Dataset records:
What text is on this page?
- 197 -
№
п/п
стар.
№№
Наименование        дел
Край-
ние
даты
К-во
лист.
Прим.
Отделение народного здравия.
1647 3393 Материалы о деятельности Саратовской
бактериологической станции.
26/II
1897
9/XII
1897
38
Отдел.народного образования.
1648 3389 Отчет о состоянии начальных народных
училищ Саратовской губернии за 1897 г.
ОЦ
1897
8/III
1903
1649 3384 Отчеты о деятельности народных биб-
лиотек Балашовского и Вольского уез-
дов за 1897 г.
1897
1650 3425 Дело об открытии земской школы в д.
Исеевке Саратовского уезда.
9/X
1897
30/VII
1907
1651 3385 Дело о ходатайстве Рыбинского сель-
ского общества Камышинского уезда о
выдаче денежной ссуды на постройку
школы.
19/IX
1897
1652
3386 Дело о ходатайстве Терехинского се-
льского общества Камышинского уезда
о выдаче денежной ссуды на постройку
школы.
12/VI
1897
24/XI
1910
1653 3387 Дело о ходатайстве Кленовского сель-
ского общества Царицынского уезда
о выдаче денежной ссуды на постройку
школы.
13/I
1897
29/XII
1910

Task directions:
Gather each line in the data that holds the string "народных".

Response to this task:
1648 3389 Отчет о состоянии начальных народных
1649 3384 Отчеты о деятельности народных биб-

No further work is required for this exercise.